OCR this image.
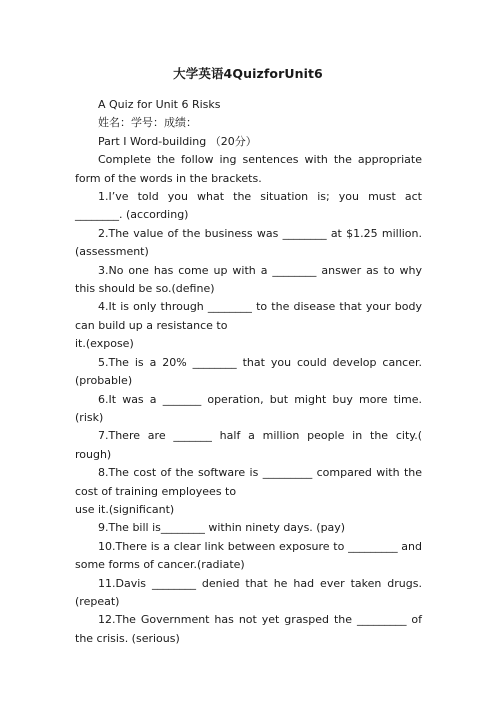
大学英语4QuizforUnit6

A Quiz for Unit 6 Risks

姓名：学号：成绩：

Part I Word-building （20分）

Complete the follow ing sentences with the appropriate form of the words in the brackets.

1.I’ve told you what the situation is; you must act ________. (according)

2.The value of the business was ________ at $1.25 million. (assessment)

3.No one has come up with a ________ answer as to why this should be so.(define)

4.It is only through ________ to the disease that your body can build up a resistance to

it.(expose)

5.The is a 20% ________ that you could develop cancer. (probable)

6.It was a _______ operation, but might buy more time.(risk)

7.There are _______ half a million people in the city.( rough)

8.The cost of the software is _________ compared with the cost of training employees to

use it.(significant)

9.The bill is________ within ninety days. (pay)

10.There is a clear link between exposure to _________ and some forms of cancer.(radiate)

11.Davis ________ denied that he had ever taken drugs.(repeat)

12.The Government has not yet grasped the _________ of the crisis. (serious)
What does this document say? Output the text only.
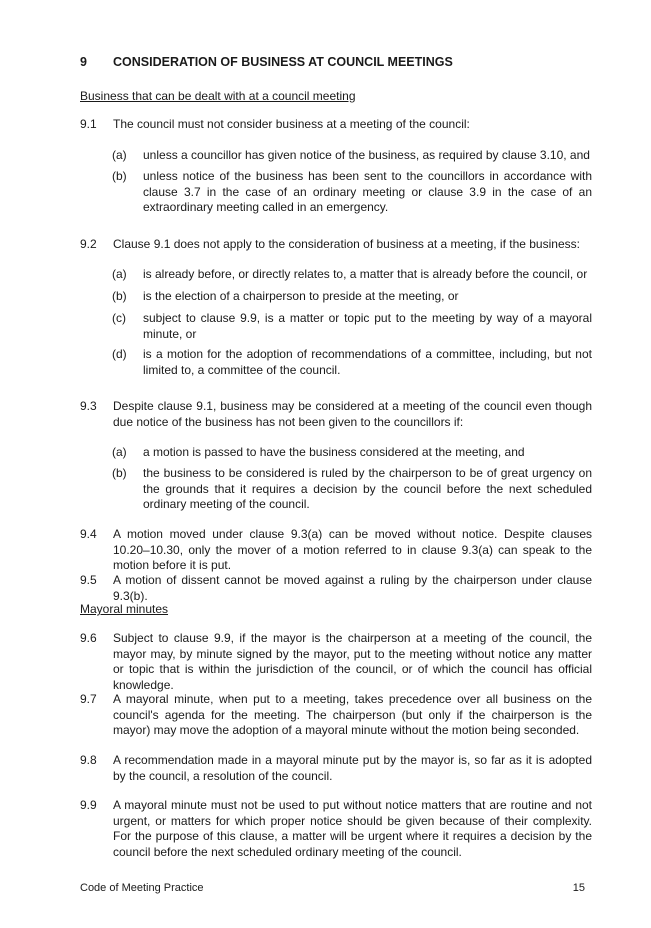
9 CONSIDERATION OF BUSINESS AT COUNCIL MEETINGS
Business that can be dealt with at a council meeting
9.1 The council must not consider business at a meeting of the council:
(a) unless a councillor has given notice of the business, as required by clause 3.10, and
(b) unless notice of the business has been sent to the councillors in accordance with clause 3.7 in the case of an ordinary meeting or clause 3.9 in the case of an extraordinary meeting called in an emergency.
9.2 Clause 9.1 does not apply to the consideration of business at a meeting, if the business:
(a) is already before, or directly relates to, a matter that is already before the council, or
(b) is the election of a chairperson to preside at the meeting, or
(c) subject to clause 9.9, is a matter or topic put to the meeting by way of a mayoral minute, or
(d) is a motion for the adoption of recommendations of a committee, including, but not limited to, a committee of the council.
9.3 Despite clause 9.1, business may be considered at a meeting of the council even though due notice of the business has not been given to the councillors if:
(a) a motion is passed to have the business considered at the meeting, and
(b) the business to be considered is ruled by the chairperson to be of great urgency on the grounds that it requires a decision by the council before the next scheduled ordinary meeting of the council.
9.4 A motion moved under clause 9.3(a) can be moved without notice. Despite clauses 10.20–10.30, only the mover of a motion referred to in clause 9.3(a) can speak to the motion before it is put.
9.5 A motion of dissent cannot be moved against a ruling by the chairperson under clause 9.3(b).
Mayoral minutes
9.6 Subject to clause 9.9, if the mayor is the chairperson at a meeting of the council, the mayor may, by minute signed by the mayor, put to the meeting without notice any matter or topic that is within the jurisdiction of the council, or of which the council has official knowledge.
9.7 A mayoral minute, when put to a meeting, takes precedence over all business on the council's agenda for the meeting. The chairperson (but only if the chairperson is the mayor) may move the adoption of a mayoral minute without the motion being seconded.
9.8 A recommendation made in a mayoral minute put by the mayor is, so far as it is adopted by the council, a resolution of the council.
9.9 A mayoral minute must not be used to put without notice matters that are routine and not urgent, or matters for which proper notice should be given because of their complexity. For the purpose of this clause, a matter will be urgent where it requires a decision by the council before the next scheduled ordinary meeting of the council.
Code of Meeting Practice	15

***

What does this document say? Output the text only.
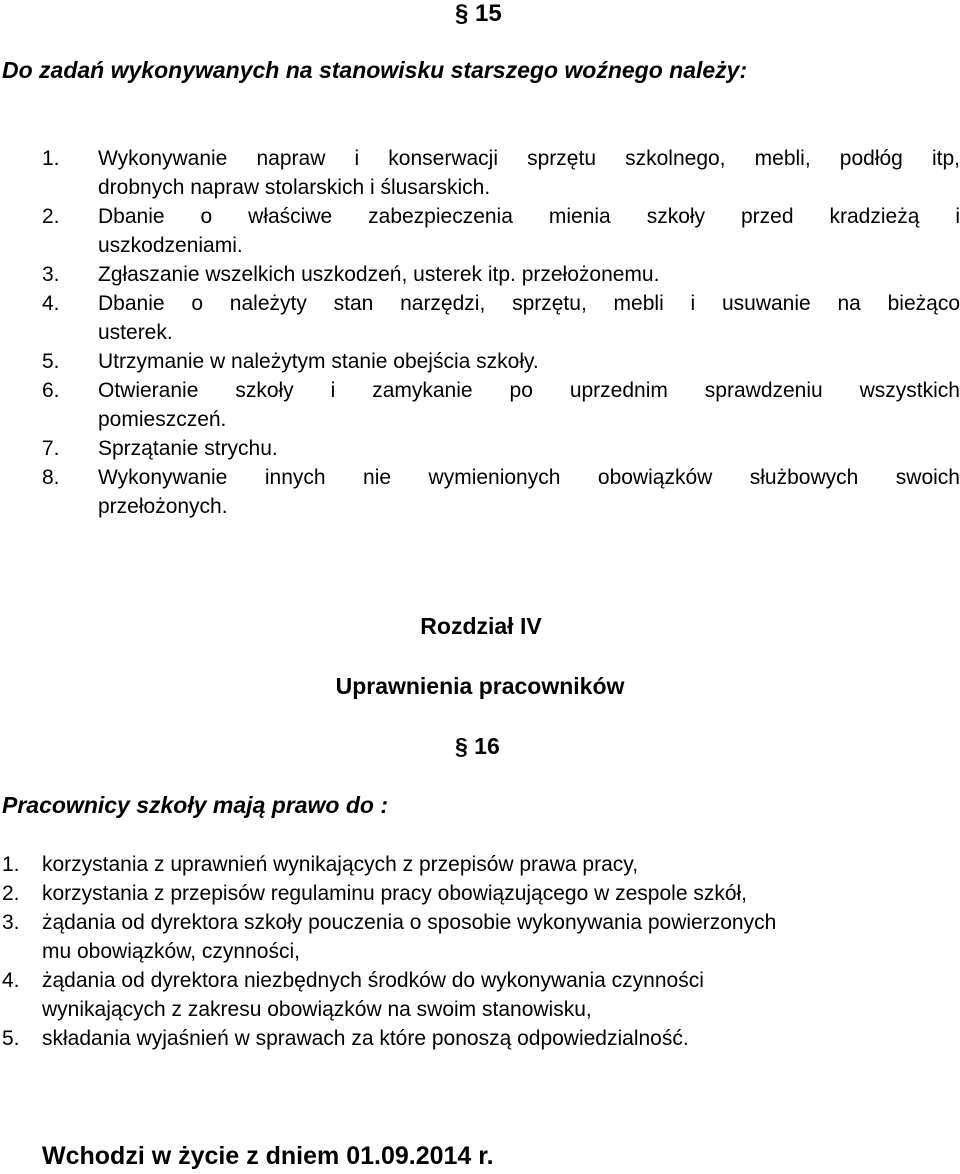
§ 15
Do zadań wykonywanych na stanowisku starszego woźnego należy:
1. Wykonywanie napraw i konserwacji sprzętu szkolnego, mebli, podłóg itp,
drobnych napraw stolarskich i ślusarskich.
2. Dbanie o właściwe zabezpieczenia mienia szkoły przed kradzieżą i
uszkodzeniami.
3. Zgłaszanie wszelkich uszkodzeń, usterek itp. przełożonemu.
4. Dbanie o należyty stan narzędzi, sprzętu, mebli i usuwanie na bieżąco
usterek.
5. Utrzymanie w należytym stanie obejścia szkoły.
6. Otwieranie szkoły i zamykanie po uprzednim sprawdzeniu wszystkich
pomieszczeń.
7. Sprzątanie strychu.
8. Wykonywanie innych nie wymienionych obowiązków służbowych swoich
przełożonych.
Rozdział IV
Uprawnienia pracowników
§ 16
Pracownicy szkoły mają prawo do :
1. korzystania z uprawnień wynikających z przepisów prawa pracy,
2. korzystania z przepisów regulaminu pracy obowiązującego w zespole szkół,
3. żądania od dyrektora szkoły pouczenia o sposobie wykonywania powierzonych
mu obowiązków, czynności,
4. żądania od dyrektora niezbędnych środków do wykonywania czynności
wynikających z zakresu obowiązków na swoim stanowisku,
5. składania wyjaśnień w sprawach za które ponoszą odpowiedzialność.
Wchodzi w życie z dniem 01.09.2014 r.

***

### Given instruction
Pick out the lines that contain "under" and copy them.

### Solution for this exercise
9.4 A motion moved under clause 9.3(a) can be moved without notice. Despite clauses 10.20–10.30, only the mover of a motion referred to in clause 9.3(a) can speak to the motion before it is put.
9.5 A motion of dissent cannot be moved against a ruling by the chairperson under clause 9.3(b).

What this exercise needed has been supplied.